- **AIM**: Within the records that follow, find every line containing the string "Club". Copy those lines.

###

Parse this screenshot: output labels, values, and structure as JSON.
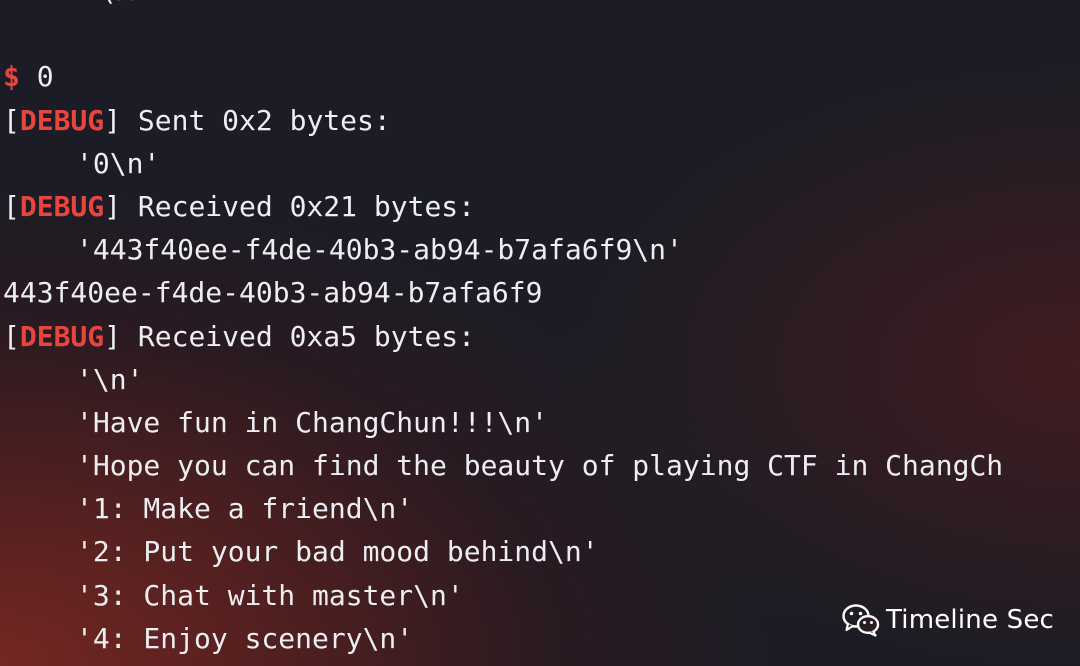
{
  "terminal": {
    "partial_line": "(X",
    "prompt_symbol": "$",
    "command": "0",
    "debug_tag": "DEBUG",
    "lines": {
      "sent_header": "Sent 0x2 bytes:",
      "sent_payload": "'0\\n'",
      "recv1_header": "Received 0x21 bytes:",
      "recv1_payload": "'443f40ee-f4de-40b3-ab94-b7afa6f9\\n'",
      "output_uuid": "443f40ee-f4de-40b3-ab94-b7afa6f9",
      "recv2_header": "Received 0xa5 bytes:",
      "recv2_lines": [
        "'\\n'",
        "'Have fun in ChangChun!!!\\n'",
        "'Hope you can find the beauty of playing CTF in ChangCh",
        "'1: Make a friend\\n'",
        "'2: Put your bad mood behind\\n'",
        "'3: Chat with master\\n'",
        "'4: Enjoy scenery\\n'"
      ]
    }
  },
  "watermark": {
    "icon": "wechat-icon",
    "text": "Timeline Sec"
  },
  "colors": {
    "background": "#1b1c25",
    "text": "#eceef2",
    "debug_red": "#e8453f"
  }
}
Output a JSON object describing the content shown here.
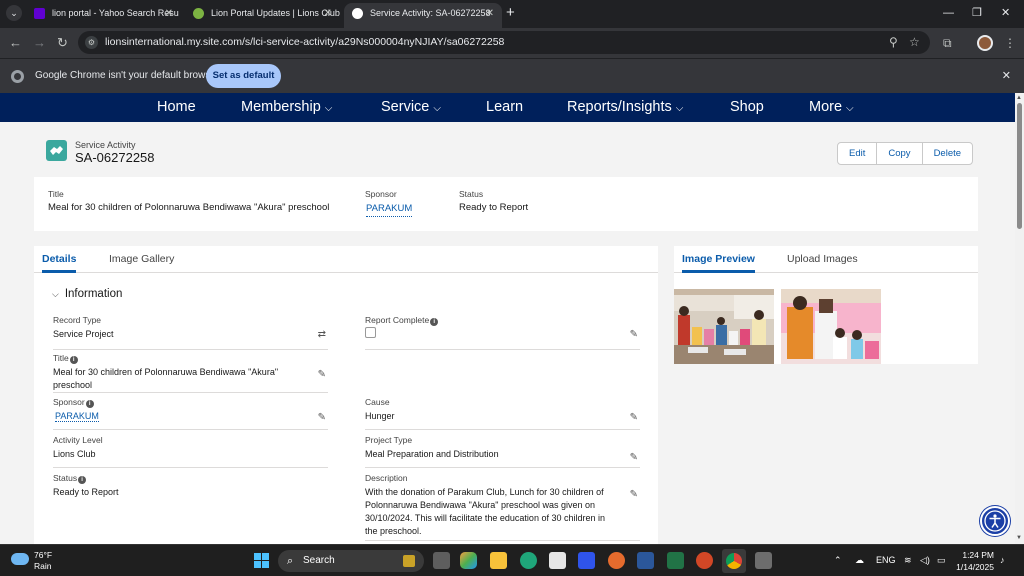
{
  "browser": {
    "tabs": [
      {
        "title": "lion portal - Yahoo Search Resu",
        "favicon_color": "#6001d2"
      },
      {
        "title": "Lion Portal Updates | Lions Club",
        "favicon_color": "#7cb342"
      },
      {
        "title": "Service Activity: SA-06272258",
        "favicon_color": "#ffffff"
      }
    ],
    "url": "lionsinternational.my.site.com/s/lci-service-activity/a29Ns000004nyNJIAY/sa06272258",
    "infobar": {
      "message": "Google Chrome isn't your default browser",
      "button": "Set as default"
    }
  },
  "nav": {
    "items": [
      "Home",
      "Membership",
      "Service",
      "Learn",
      "Reports/Insights",
      "Shop",
      "More"
    ]
  },
  "record": {
    "type": "Service Activity",
    "name": "SA-06272258",
    "actions": [
      "Edit",
      "Copy",
      "Delete"
    ]
  },
  "highlights": {
    "title_label": "Title",
    "title_value": "Meal for 30 children of Polonnaruwa Bendiwawa \"Akura\" preschool",
    "sponsor_label": "Sponsor",
    "sponsor_value": "PARAKUM",
    "status_label": "Status",
    "status_value": "Ready to Report"
  },
  "details": {
    "tabs": [
      "Details",
      "Image Gallery"
    ],
    "section_title": "Information",
    "fields": {
      "record_type": {
        "label": "Record Type",
        "value": "Service Project"
      },
      "report_complete": {
        "label": "Report Complete",
        "checked": false
      },
      "title": {
        "label": "Title",
        "value": "Meal for 30 children of Polonnaruwa Bendiwawa \"Akura\" preschool"
      },
      "sponsor": {
        "label": "Sponsor",
        "value": "PARAKUM"
      },
      "cause": {
        "label": "Cause",
        "value": "Hunger"
      },
      "activity_level": {
        "label": "Activity Level",
        "value": "Lions Club"
      },
      "project_type": {
        "label": "Project Type",
        "value": "Meal Preparation and Distribution"
      },
      "status": {
        "label": "Status",
        "value": "Ready to Report"
      },
      "description": {
        "label": "Description",
        "value": "With the donation of Parakum Club, Lunch for 30 children of Polonnaruwa Bendiwawa \"Akura\" preschool was given on 30/10/2024. This will facilitate the education of 30 children in the preschool."
      }
    }
  },
  "preview": {
    "tabs": [
      "Image Preview",
      "Upload Images"
    ]
  },
  "taskbar": {
    "weather_temp": "76°F",
    "weather_cond": "Rain",
    "search_placeholder": "Search",
    "lang": "ENG",
    "time": "1:24 PM",
    "date": "1/14/2025"
  },
  "colors": {
    "nav_bg": "#00205b",
    "link": "#0b5cab",
    "record_icon": "#3ba89e"
  }
}
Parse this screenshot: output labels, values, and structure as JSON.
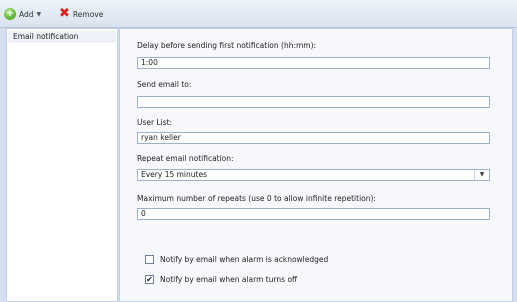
{
  "toolbar": {
    "add_label": "Add",
    "add_icon": "add-green-circle-icon",
    "remove_label": "Remove",
    "remove_icon": "red-x-icon"
  },
  "sidebar": {
    "items": [
      {
        "label": "Email notification",
        "selected": true
      }
    ]
  },
  "form": {
    "delay_label": "Delay before sending first notification (hh:mm):",
    "delay_value": "1:00",
    "send_to_label": "Send email to:",
    "send_to_value": "",
    "user_list_label": "User List:",
    "user_list_value": "ryan keller",
    "repeat_label": "Repeat email notification:",
    "repeat_value": "Every 15 minutes",
    "max_repeats_label": "Maximum number of repeats (use 0 to allow infinite repetition):",
    "max_repeats_value": "0",
    "notify_ack_label": "Notify by email when alarm is acknowledged",
    "notify_ack_checked": false,
    "notify_off_label": "Notify by email when alarm turns off",
    "notify_off_checked": true
  },
  "colors": {
    "background": "#d4dff0",
    "panel": "#f6f8fb",
    "field_border": "#9fb0c8",
    "remove_red": "#d3261d",
    "add_green": "#3a9b1c"
  }
}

###

- **REPLY**:
        "title": "Lion Portal Updates | Lions Club",
        "value": "Lions Club"
        "value": "With the donation of Parakum Club, Lunch for 30 children of Polonnaruwa Bendiwawa \"Akura\" preschool was given on 30/10/2024. This will facilitate the education of 30 children in the preschool."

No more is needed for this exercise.